[Data records]
-- -- --

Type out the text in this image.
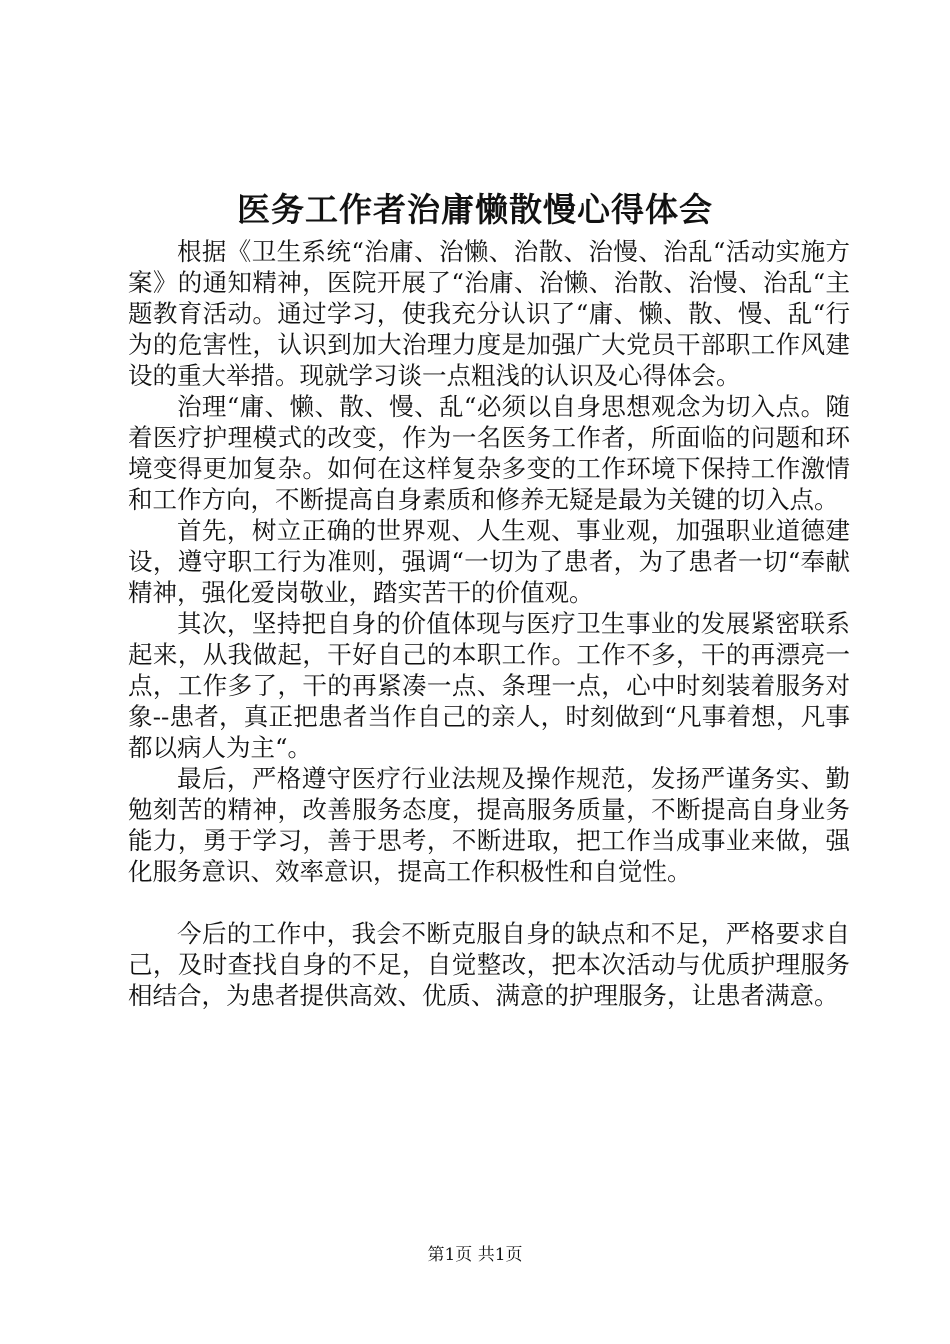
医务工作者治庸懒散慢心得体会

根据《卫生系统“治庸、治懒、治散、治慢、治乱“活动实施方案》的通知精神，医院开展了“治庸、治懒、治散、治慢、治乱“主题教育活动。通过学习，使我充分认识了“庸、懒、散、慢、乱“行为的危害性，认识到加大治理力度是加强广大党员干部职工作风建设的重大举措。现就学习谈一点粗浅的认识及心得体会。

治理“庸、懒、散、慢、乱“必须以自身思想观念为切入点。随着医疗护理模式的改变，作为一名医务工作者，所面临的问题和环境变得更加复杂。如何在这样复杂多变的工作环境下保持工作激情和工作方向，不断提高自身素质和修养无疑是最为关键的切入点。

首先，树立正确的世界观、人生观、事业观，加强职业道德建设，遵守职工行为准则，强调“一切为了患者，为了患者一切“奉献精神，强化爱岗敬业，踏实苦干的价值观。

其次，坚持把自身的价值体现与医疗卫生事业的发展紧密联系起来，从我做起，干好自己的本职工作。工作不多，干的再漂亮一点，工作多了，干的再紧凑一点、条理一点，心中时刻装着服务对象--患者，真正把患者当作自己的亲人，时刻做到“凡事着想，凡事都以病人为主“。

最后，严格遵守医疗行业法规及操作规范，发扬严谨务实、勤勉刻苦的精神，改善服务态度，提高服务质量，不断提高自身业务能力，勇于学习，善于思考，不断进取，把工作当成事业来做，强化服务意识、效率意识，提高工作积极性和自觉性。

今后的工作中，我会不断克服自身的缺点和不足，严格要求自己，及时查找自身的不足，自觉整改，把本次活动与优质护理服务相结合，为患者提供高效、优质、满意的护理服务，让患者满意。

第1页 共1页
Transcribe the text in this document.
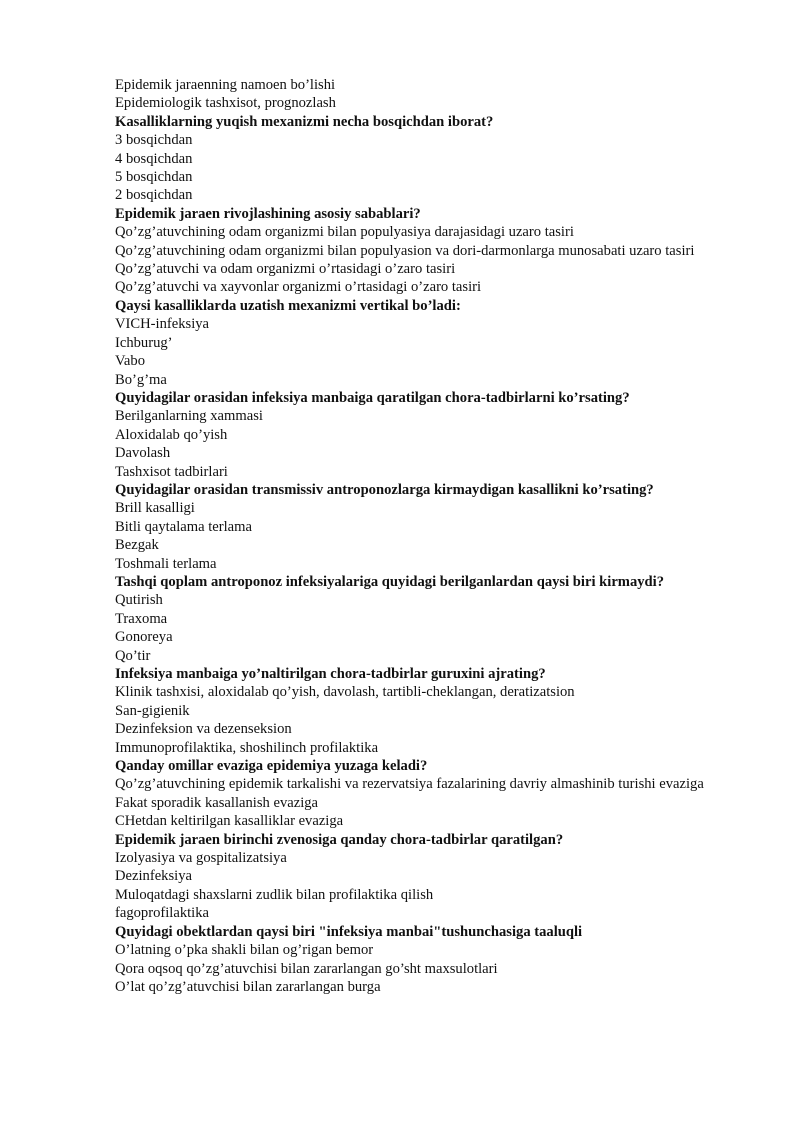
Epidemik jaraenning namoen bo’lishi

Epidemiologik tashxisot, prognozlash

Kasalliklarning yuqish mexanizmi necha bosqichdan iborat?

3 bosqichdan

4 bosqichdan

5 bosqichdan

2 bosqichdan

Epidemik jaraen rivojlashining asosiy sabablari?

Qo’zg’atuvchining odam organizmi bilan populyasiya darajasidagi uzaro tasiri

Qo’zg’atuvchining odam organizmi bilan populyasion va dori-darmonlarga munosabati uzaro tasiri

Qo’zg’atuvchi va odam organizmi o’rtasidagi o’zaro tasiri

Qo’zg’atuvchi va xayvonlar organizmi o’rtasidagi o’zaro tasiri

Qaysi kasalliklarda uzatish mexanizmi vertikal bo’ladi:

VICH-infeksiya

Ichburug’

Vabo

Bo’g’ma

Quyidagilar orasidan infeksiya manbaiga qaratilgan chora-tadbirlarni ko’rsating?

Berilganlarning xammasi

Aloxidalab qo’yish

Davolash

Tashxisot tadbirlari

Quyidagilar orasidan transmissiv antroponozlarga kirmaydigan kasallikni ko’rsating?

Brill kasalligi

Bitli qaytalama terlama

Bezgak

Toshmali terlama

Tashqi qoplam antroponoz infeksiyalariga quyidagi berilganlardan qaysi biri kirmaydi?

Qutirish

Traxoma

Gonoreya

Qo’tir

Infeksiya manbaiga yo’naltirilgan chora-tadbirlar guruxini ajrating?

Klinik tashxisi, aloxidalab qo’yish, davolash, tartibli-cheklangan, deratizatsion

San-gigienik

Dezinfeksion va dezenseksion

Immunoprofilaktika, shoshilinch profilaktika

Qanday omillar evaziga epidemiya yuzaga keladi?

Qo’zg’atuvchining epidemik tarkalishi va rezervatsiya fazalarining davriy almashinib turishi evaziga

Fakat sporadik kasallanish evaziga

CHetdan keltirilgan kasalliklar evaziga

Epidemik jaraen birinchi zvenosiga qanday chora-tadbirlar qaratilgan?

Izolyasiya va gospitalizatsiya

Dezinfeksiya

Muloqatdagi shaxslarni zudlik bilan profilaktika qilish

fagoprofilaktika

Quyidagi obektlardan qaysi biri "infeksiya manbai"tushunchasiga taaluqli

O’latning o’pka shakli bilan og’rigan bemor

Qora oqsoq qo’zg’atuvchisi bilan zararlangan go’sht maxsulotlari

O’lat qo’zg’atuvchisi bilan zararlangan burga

-- -- --

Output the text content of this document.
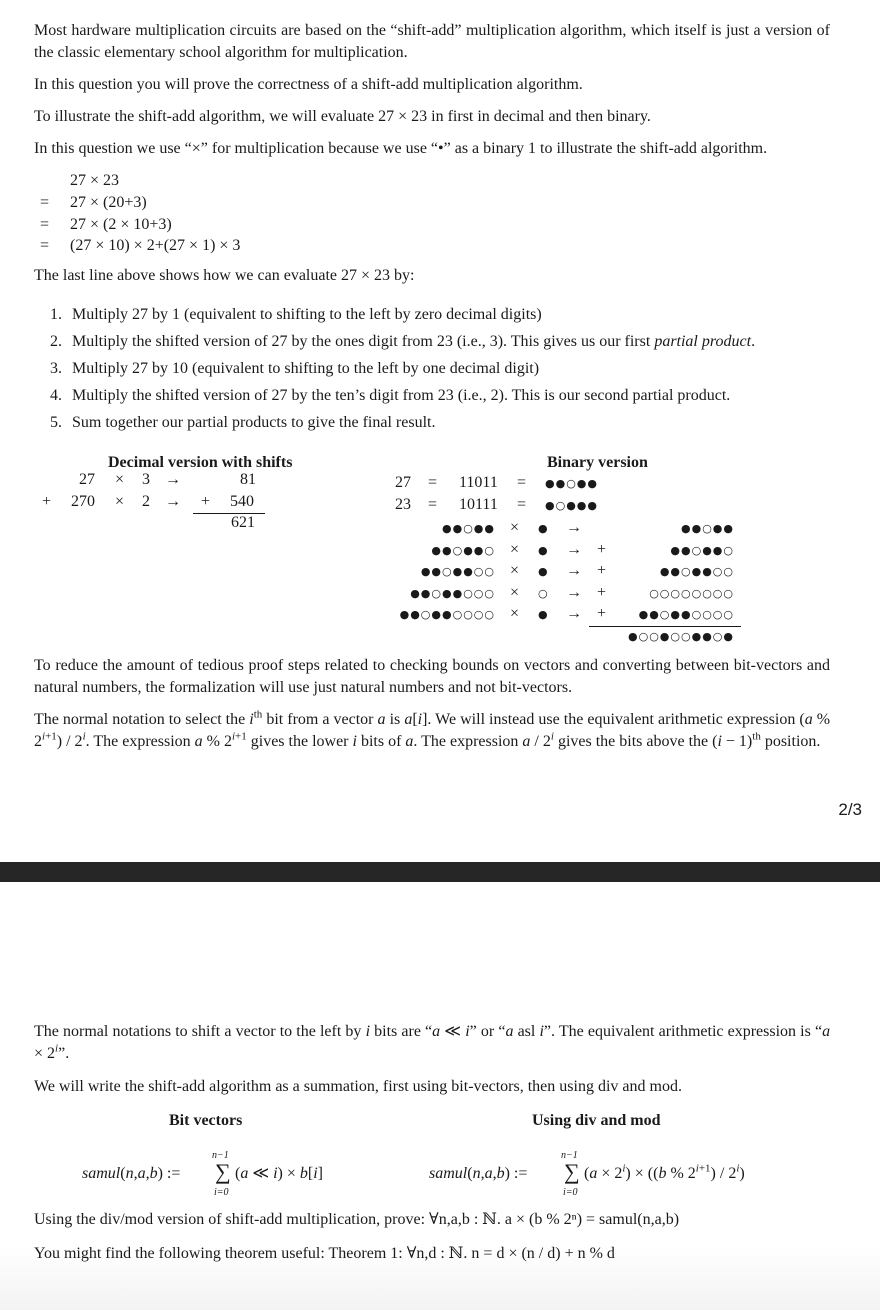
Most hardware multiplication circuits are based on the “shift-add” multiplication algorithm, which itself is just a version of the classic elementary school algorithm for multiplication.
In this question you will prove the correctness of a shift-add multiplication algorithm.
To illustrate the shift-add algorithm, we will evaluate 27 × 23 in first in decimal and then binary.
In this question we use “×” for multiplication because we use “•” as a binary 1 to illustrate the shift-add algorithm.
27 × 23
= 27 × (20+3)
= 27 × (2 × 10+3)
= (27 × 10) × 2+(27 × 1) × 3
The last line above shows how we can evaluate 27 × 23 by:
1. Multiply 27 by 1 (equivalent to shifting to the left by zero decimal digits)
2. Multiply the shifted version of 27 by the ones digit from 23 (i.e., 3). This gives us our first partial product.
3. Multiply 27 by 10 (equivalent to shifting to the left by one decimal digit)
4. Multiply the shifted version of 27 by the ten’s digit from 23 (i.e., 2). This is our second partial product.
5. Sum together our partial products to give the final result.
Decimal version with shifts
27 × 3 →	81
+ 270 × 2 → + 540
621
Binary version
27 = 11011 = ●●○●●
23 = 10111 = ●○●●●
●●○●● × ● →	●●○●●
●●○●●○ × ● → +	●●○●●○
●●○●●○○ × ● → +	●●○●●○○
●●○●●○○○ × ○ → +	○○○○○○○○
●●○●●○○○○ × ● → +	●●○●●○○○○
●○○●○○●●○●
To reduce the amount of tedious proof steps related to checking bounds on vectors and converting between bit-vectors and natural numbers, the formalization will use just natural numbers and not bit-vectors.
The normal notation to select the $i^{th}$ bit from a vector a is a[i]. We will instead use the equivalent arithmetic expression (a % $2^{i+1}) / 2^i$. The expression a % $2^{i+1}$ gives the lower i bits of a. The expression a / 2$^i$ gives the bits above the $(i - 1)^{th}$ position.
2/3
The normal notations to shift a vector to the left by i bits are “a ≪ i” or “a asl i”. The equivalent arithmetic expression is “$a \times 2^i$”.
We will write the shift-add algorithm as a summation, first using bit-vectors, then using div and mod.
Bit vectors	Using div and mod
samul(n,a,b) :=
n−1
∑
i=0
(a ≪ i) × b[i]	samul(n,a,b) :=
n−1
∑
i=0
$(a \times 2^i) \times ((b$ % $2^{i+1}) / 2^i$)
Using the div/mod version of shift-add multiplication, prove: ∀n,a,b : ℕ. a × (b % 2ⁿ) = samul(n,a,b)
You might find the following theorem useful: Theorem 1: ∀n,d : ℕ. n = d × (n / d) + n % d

-- -- --

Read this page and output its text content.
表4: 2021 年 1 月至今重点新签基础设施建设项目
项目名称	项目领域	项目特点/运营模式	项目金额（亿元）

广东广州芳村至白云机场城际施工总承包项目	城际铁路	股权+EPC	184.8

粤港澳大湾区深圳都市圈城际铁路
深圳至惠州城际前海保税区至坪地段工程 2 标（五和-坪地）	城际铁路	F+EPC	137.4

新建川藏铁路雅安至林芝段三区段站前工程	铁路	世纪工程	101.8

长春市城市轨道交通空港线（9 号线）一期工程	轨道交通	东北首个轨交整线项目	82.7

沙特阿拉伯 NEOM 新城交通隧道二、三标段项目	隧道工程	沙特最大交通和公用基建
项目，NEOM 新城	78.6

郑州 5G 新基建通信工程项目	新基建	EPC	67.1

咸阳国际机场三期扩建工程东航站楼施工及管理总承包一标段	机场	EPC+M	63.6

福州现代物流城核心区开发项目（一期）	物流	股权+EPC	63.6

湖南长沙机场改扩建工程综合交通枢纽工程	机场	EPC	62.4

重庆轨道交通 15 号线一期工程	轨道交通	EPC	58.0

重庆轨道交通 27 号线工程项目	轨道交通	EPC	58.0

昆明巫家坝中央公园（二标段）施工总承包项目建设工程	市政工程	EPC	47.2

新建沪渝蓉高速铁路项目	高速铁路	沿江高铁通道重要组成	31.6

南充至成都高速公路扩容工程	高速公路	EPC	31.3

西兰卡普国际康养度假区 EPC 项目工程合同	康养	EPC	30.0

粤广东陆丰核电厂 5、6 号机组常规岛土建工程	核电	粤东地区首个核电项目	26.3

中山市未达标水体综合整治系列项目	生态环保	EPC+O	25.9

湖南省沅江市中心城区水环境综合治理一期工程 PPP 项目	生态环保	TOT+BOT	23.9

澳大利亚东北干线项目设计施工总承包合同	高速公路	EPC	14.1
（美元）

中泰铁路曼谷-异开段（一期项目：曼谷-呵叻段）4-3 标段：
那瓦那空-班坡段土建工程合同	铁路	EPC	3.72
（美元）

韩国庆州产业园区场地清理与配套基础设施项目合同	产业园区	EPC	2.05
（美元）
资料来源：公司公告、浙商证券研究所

-- -- --

→ **Required task**
Find every line that holds "partial" and copy it.

→ **Output of the exercise**
2. Multiply the shifted version of 27 by the ones digit from 23 (i.e., 3). This gives us our first partial product.
4. Multiply the shifted version of 27 by the ten’s digit from 23 (i.e., 2). This is our second partial product.
5. Sum together our partial products to give the final result.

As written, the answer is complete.